* [Exercise]
Write the next part of the forum thread below on starting a small grow, beginning with the reply under its last header.

# Looking to start a small grow



## Amon1011 (Feb 17, 2017)

Hows it going everyone? Been a while since I've been on and it feels good to be back. At the point where it hurts to not have a plant growing so need to get something going. Will be using a 2x2 open space and was wondering about a few quick questions and preferences for a small grow. 
Soil or hydro? (I would assume soil for a 1 plant grow)
What kind of light works best in a small area?
Does it need to be closed in or can I get away with an open area?
Along with any other input is greatly appreciated.


----------



## Locked (Feb 17, 2017)

Amon1011 said:


> Hows it going everyone? Been a while since I've been on and it feels good to be back. At the point where it hurts to not have a plant growing so need to get something going. Will be using a 2x2 open space and was wondering about a few quick questions and preferences for a small grow.
> Soil or hydro? (I would assume soil for a 1 plant grow)
> What kind of light works best in a small area?
> Does it need to be closed in or can I get away with an open area?
> Along with any other input is greatly appreciated.




*Soil or hydro? (I would assume soil for a 1 plant grow)
Either will work. I am a soil grower as I find it easier to deal with. A bit more margin for error.  

What kind of light works best in a small area?
What size space are we talking about? The size of the space will determine how much light you need. Minimums are 3000 lumens in Veg and 5000 lumens in Flower, per square foot. I strive for 7500 in Flower.  

Does it need to be closed in or can I get away with an open area?
You will need to provide total and uninterrupted darkness. So a closed space is needed. I prefer to use tents, but a closet could work so long as it is well ventilated.

*


----------



## Lesso (Feb 17, 2017)

If you have a light tight room where your 2x2 is then you dont need a tent....but i prefer a tent. A decent led is all you need....a 400 watt switchable hps\mh light may be cheaper. I would suggest a soil grow for now. Also make sure you have a fan for airflow.


----------



## The Hemp Goddess (Feb 18, 2017)

I would suggest that your first move should be to do some reading.  Growing can be complicated.  There is far more to it than simply throwing a seed in dirt.  Flowering will require a totally 100% absolutely no light at all space....that also has to be ventilated.

Like Lesso, I would recommend a tent.  They come in a variety of sizes.  If at all possible, I would try and go a bit larger than 2 x 2 and grow more than 1 plant.  Cannabis can be finicky and it is kind of scary to put all your eggs in one basket.

Hamster Lewis is running some inexpensive LEDs that he is happy with.  You might check out his threads.  Or, a 400W HPS with a cool tube is a bit over $100.  Your yield is directly tied to your lighting, so get good lighting.  Inexpensive weak lights will produce sparse airy low weight buds.  Quality strong lights will produce hard nuggy tight buds.    

Do some reading, decide how much space and money you have for this project, make a list, run it by the people here before you buy.


----------



## zem (Feb 18, 2017)

* [Records]
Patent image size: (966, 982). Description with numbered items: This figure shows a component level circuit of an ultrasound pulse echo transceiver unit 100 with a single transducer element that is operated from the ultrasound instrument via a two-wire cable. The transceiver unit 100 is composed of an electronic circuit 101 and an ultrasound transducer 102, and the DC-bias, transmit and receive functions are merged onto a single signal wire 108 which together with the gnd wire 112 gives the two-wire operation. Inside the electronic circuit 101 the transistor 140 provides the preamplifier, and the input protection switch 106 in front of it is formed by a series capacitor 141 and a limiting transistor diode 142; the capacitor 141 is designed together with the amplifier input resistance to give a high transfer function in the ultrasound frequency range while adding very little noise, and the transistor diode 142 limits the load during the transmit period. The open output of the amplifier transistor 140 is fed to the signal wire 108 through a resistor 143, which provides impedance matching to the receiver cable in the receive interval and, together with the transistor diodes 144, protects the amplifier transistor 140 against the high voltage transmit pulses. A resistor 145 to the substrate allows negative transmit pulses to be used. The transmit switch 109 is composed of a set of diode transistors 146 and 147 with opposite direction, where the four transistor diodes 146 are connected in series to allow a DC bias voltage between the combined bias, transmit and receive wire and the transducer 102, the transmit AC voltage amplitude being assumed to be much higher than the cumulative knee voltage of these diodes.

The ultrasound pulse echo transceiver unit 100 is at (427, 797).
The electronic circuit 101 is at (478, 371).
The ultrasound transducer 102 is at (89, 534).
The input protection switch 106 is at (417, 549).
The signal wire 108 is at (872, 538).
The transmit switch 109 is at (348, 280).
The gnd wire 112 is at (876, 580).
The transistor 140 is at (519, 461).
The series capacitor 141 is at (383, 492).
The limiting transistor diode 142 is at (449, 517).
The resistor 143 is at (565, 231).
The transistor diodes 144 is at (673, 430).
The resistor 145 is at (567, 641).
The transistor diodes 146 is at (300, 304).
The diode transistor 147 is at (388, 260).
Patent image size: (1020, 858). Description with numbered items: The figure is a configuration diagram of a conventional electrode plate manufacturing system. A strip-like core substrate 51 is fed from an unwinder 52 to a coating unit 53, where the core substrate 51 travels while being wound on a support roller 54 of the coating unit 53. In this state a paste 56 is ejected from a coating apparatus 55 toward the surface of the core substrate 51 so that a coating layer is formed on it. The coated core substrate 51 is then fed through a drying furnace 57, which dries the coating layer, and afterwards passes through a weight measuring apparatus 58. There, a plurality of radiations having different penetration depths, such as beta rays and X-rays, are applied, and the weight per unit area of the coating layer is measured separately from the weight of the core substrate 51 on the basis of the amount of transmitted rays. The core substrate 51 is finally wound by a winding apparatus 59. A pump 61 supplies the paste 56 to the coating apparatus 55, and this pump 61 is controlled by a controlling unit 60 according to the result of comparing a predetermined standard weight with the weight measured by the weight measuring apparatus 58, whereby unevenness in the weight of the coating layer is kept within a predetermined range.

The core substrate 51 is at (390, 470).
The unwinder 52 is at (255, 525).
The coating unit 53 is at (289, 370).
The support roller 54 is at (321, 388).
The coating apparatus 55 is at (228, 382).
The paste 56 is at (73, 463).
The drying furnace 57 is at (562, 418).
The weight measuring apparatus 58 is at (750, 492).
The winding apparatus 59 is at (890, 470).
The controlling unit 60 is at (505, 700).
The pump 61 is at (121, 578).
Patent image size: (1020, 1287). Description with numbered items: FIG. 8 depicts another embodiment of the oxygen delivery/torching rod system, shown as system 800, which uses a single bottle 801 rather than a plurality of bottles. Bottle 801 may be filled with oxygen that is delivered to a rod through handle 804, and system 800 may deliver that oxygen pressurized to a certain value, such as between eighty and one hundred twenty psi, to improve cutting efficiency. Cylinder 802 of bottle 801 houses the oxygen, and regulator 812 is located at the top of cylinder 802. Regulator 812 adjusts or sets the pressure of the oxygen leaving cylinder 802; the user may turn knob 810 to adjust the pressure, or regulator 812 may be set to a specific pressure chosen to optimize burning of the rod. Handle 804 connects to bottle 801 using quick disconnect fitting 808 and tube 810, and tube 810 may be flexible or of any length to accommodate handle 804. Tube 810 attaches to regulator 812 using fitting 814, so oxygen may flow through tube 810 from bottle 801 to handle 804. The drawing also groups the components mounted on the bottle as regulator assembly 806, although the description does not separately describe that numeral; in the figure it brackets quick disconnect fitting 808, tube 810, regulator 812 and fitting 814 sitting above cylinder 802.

* [Result]
if you will only ever work with 2x2 then 250w hps can suffice for the area but that might very well be upscaled and will require bigger light to meet your demand, so I advise anyone who wants to grow to ask themselves how much they consume or want to consume, like any productive operation, you plan according to your target. If you want a personal stash i would say 600whps + or its equivalent in LED lumens for regular users


----------



## Bongofury (Feb 18, 2017)

Why not grow an Auto in your open space. Use a 2'X2' 8 bulb T-5 fluro with temporary reflective material set in place that can be removed for watering. Need a small fan too. Keep the light on 24-7 so no need for complete darkness.

I did this with a 2'X4' open area with a 2'X4' 8 bulb T-5 fluro with 2 Auto plants and it worked better than I ever thought it would. Just sayin'. 

Green Mojo...


----------



## Amon1011 (Feb 18, 2017)

Thank you for the responses. I am most likely going to go with soil as it will only be one plant. @bongofury that's what I would be looking to do for veg. I have a 400w but it seems like it would be too much for the corner of a hallway. Does anyone have experience with the leds and running them in a 24/7 cycle.


----------



## Rosebud (Feb 18, 2017)

I don't run 24 hours anymore but lots of people do. I do 18/6 for veg now. I use LED.


----------



## Bongofury (Feb 18, 2017)

I'm sayin' grow an automatic plant. Use your 400 watt HPS? stick the pot in the corner and start growing. Choose which lighting schedule that suits you 24/7, 18/6 Whatever. If you have white walls great, lean some reflective material on the other 2 sides and stick a small desk fan in there.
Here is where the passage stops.